**Exercícios propostos**:
a) No texto sobre feminicídio, quais dados sustentam a afirmação de que se trata de "um fenômeno preocupante e em ascendência"? Responda em uma a três frases.
b) Responda às perguntas abaixo com base no texto sobre feminicídio.
(i) Que idade tinha Lidiane Gomes da Silva?
(ii) Qual é a porcentagem atribuída ao Ceará no ranking do Instituto Sou da Paz?
(iii) Quantas medidas protetivas com base na Lei Maria da Penha foram expedidas no Brasil em 2017?
c) Dê prosseguimento ao texto sobre feminicídio a partir do ponto em que ele termina.

**Trecho selecionado**:
Ocorreu mais um feminicídio no Ceará: um homem invadiu um shopping na cidade de Maracanaú e matou com um tiro a ex-companheira. Lidiane Gomes da Silva, 22 anos, já tinha sofrido várias ameaças após ter terminado o relacionamento até ser assassinada em seu trabalho. Esta é mais uma morte que ocorreu nos primeiros 11 dias do ano, em que 33 mulheres foram vítimas de feminicídio e 17 sobreviveram; a média é de cinco casos a cada 24 horas.
Segundo o Instituto Sou da Paz, ONG de referência na promoção de iniciativas contra a violência, mostra o seguinte ranking, considerando a porcentagem de mortes femininas envolvendo armas entre o total de homicídios de mulheres por estado: Rio Grande do Norte (75,8%), Alagoas (71%), Sergipe (64,4%), Ceará (64,1%), Rio Grande do Sul (61,7%), Pará (60,1%), Paraíba (59,8%), Bahia (59,4%), Goiás (54,9%), Espírito Santo (53,5%) e Maranhão (52,5%).
O Brasil tem, em média, 720 mulheres vítimas de arma de fogo, por ano. Em 11 estados, a morte de mulheres por armas de fogo chegou a ultrapassar a média nacional. Em 2017, por exemplo, o Anuário de Segurança Pública registrou 946 feminicídios. De todas as mulheres mortas por arma de fogo, 560 foram assassinadas dentro de casa.
Dados estatísticos não deixam dúvida de que se trata de um fenômeno preocupante e em ascendência. Foram registradas 92.323 denúncias e encaminhadas pelo Ligue 180. Para se ter dimensão da barbárie, 391 mulheres foram agredidas por dia em dezembro do ano passado, mês no qual 12.123 se tornaram vítimas de todo o tipo de violência.
Em dez anos, entre 2006 e 2016, o homicídio de mulheres aumentou 15%. Segundo dados dos Anuários do Fórum Brasileiro de Segurança Pública, em 2017, ocorreram 4.539 homicídios dolosos com vítimas femininas, um aumento de 6,9% em relação a 2016. Dados do Conselho Nacional de Justiça (CNJ) mostram que as medidas protetivas expedidas no Brasil com base na Lei Maria da Penha, vigente desde 2006 e que prevê punições mais graves e maior proteção às vítimas de violência doméstica, somaram 236.641, em 2017 – um aumento de 21% em relação a 2016. Os processos de violência doméstica contra a mulher iniciados no Brasil chegaram a 452.988, 12% a mais do que em 2016.

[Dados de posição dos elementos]
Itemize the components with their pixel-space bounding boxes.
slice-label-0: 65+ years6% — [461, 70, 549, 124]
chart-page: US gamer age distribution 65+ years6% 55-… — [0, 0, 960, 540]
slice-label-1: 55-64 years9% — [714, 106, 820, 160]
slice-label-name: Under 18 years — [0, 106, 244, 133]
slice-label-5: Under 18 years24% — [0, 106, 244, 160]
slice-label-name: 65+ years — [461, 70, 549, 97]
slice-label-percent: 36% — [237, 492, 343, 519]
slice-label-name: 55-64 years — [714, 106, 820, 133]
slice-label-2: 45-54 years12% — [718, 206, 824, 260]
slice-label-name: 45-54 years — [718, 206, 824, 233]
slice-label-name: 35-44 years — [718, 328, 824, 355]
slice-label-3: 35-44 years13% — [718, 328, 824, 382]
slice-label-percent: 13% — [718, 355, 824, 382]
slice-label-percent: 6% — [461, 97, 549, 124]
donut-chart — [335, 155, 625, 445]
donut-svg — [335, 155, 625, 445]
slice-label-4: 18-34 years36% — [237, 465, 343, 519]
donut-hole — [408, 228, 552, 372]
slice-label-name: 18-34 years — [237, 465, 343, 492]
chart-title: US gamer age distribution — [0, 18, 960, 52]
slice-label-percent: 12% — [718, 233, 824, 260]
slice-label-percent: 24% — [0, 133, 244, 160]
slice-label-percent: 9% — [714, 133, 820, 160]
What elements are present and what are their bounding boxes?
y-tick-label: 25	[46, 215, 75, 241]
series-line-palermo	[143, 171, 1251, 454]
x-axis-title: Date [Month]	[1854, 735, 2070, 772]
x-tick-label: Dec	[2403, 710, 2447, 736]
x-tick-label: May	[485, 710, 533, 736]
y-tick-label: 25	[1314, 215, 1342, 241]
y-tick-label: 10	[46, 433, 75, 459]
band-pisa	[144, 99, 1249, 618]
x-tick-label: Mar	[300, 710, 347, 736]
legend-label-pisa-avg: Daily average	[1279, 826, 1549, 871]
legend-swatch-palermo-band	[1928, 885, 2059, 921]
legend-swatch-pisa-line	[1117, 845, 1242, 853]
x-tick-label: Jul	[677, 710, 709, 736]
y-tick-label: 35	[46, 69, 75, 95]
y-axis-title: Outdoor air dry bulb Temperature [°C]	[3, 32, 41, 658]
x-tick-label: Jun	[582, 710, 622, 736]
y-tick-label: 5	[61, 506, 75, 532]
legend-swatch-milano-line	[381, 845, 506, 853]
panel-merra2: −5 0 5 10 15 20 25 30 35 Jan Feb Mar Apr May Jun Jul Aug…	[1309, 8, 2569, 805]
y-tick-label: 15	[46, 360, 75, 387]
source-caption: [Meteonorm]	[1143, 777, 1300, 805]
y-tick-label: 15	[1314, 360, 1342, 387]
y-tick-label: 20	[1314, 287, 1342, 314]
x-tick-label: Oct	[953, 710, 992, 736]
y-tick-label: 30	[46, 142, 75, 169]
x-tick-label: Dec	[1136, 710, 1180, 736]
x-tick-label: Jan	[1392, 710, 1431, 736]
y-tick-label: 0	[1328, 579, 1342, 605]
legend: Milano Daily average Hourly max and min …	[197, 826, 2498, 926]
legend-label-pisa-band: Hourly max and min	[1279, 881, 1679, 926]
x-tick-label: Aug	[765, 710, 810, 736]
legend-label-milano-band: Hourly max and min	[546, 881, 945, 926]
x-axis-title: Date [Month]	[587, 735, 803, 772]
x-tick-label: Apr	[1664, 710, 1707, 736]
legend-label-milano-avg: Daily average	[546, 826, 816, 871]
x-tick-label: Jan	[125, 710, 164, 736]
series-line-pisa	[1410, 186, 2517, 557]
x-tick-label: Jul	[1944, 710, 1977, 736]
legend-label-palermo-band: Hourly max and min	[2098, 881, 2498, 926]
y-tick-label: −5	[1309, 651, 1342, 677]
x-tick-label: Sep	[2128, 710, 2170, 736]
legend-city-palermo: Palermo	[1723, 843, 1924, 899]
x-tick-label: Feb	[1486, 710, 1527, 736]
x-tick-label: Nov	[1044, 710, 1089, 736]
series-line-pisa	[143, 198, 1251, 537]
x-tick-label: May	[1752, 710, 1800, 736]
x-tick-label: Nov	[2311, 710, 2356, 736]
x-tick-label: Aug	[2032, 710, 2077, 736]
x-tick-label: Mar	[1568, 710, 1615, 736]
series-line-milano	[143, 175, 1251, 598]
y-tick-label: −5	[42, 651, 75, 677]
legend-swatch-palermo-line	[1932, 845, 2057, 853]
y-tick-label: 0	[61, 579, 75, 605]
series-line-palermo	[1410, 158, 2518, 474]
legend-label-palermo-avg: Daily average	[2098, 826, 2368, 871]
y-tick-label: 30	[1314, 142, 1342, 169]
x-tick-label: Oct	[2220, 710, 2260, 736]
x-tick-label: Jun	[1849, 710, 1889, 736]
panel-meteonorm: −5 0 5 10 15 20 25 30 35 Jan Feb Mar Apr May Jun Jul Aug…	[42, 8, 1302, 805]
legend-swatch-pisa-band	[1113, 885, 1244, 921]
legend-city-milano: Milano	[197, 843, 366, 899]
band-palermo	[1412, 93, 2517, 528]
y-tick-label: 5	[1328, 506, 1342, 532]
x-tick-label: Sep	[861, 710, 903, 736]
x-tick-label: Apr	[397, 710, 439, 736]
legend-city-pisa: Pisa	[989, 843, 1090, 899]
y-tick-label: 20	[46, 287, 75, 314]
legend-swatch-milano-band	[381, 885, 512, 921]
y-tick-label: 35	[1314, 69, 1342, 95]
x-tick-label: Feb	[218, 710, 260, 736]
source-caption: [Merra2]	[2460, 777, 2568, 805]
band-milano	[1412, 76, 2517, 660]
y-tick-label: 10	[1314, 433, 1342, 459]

**Respostas redigidas**:
a) A afirmação se apoia no registro de 92.323 denúncias encaminhadas pelo Ligue 180. Também se apoia no fato de que, em dezembro do ano anterior, 391 mulheres foram agredidas por dia e 12.123 se tornaram vítimas de todo tipo de violência.

b)
(i) 22 anos.
(ii) 64,1%.
(iii) 236.641.

c)
Já não bastasse essa realidade tão cruel para as mulheres brasileiras, o presidente da República, Jair Bolsonaro (PSL), assina um decreto que facilita a posse de armas no país. O direito à posse é a autorização para manter uma arma de fogo em casa ou no local de trabalho. Para andar com a arma na rua é preciso ter direito ao porte, cujas regras são mais rigorosas e não foram tratadas no decreto.
O decreto permite que uma pessoa residente em área urbana ou rural mantenha até quatro armas de fogo em casa, limite que pode ser ultrapassado em casos específicos desde que sejam cumpridos os requisitos de “efetiva necessidade”, a serem examinados pela Polícia Federal. O decreto também prevê que o prazo de validade do registro da arma, hoje de cinco anos, passará para dez anos.
Pelas novas regras, ficam estabelecidos os seguintes critérios para possuir arma em casa: 1. Ser agente público (ativo ou inativo) de categorias como: agentes de segurança, funcionário da Agência Brasileira de Inteligência (Abin), agentes penitenciários, funcionários do sistema socioeducativo e trabalhadores de polícia administrativa; 2. Ser militar (ativo ou inativo); 3. Residir em área rural; 4. Residir em área urbana de estados com índices anuais de mais de dez homicídios por cem mil habitantes, segundo dados de 2016 apresentados no Atlas da Violência 2018 (todos os estados e o Distrito Federal se encaixam nesse critério); 5. Ser dono ou responsável legal de estabelecimentos comerciais ou industriais; 6. Ser colecionador, atirador e caçador, devidamente registrados no Comando do Exército.
Se cerca de 40% dos casos de assassinatos de mulheres ocorrem dentro de casa, esse novo decreto torna tal situação ainda mais grave para a vida das mulheres. Provavelmente, haverá um crescimento brutal da violência nos lares brasileiros. Maridos e ex-companheiros são os principais algozes e agem, cada vez mais, com crueldade e banalidade.
A mulher não vai se sentir mais segura com arma em casa. A arma é elemento de risco, não de segurança. Provavelmente, elas passarão a ser mais ameaçadas em ambientes de violência doméstica.
Na verdade, isso ocorre devido ao patriarcado existente há milênios e designa uma formação social em que os homens detêm o poder, ou ainda, mais simplesmente, o poder é dos homens. Ele é assim, quase sinônimo de dominação masculina ou opressão das mulheres.
Precisamos acabar com a cultura de que a mulher é um objeto sexual e uma propriedade privada do homem. É urgente, e necessário, transformar os padrões machistas e patriarcais que são oferecidos à mulher. Se continuarmos no atual caminho, é a humanidade quem estará dando passas atrás na História.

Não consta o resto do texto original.